DIRECTIONS:
Report the count of lines below that include "SRMTID", without any other text.

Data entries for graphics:
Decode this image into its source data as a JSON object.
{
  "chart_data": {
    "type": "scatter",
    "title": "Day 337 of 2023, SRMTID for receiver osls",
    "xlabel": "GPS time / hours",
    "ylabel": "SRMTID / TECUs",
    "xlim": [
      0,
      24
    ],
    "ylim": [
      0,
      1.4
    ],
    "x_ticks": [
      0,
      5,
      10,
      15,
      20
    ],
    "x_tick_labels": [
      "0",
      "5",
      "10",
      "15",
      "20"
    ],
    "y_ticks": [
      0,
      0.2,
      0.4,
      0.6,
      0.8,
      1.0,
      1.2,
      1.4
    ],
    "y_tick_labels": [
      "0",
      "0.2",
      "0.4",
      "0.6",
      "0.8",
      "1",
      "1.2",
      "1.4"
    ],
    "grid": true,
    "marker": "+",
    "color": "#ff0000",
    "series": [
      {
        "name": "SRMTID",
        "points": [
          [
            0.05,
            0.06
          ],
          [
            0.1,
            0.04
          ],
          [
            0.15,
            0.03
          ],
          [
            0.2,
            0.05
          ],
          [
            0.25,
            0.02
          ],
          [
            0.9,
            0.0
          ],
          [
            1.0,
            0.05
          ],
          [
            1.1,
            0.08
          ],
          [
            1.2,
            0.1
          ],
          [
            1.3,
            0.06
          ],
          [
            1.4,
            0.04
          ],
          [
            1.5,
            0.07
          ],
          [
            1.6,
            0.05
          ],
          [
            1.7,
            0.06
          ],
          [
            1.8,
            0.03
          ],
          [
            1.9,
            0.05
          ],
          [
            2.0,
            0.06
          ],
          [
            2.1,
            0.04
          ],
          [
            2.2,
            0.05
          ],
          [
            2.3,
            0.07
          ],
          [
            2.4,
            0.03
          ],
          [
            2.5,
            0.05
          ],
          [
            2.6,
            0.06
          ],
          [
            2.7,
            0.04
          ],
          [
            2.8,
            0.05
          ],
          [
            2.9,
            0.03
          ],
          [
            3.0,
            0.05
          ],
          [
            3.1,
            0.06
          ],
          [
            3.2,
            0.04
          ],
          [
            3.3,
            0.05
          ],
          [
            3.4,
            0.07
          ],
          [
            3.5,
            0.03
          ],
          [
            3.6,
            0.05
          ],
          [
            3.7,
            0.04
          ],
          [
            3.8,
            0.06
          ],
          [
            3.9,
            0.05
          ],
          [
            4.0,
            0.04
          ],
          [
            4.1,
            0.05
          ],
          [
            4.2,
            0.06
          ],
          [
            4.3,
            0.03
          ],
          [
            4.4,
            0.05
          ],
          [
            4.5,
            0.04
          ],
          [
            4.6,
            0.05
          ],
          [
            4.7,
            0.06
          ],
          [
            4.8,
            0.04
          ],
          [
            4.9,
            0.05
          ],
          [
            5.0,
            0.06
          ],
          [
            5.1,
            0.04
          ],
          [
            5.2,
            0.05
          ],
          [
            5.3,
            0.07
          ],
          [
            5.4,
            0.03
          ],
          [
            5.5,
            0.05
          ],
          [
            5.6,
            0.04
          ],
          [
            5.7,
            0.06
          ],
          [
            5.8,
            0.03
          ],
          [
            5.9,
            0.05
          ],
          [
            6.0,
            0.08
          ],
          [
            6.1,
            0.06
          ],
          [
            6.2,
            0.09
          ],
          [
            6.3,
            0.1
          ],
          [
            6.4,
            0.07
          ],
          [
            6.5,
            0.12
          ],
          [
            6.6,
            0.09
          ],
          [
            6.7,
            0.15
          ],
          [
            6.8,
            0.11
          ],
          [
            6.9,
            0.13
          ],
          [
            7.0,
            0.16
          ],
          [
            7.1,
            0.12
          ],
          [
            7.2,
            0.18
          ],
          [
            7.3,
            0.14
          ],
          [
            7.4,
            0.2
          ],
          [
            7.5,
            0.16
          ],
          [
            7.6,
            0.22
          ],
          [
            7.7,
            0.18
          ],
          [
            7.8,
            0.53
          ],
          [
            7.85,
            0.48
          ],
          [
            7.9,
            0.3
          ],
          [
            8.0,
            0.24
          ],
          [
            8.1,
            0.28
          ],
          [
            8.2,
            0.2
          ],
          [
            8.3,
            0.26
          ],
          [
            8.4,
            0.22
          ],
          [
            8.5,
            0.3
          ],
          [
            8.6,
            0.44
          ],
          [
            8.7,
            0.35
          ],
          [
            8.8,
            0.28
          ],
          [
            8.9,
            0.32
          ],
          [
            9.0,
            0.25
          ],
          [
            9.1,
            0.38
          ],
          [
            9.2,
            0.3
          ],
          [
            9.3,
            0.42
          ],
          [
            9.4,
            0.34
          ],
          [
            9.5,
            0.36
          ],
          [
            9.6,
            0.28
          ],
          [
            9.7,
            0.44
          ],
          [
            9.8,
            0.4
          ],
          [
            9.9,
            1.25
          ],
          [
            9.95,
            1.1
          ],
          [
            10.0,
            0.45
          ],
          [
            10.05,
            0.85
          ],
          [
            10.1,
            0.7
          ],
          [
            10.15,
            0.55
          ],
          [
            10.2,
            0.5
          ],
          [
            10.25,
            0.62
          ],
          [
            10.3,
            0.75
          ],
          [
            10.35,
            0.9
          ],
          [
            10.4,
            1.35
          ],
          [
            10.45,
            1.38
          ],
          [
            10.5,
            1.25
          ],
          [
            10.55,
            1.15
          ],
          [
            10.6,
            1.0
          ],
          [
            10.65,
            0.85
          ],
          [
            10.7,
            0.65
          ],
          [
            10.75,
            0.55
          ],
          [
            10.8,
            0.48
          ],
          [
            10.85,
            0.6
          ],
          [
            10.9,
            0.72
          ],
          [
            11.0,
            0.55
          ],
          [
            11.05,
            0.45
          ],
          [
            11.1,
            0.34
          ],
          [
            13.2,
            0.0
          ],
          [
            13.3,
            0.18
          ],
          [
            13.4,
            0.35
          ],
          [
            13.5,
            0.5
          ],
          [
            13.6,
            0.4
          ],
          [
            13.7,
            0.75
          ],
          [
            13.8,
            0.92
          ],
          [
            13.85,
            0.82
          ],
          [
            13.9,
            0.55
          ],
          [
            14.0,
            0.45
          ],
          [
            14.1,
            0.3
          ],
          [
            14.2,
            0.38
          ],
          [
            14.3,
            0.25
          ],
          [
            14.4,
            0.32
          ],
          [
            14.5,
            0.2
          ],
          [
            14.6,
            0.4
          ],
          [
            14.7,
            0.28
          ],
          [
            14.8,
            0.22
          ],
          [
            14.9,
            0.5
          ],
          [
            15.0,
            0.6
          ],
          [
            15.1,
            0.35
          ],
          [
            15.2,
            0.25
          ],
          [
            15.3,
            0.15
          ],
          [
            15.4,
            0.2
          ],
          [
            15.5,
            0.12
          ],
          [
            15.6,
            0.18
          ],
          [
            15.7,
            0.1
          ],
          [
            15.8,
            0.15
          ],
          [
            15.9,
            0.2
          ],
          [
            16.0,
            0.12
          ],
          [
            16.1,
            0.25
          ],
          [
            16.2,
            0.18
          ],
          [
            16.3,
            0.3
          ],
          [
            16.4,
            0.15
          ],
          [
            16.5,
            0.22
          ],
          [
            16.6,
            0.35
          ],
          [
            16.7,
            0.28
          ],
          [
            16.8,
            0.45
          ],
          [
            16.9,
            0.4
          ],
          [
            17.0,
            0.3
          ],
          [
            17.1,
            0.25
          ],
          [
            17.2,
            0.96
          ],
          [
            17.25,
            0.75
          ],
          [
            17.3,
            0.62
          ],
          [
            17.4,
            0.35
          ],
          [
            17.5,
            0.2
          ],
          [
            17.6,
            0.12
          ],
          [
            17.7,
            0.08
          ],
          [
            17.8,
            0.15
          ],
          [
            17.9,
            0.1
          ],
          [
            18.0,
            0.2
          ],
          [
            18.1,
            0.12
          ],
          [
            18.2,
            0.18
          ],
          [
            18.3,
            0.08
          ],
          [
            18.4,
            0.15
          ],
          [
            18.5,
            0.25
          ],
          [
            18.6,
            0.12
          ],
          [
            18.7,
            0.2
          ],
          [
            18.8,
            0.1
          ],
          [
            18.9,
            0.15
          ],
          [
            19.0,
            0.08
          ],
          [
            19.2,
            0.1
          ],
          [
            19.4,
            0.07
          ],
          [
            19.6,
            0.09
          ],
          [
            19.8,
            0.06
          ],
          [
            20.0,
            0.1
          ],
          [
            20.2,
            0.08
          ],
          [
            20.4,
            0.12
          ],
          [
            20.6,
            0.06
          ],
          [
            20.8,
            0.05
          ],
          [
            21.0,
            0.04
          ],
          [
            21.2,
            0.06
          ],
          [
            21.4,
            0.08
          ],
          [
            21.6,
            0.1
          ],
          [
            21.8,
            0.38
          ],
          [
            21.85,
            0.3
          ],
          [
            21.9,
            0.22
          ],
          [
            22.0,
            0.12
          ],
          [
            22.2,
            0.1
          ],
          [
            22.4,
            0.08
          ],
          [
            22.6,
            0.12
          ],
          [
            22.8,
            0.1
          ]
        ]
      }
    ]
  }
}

TASK RESPONSE:
3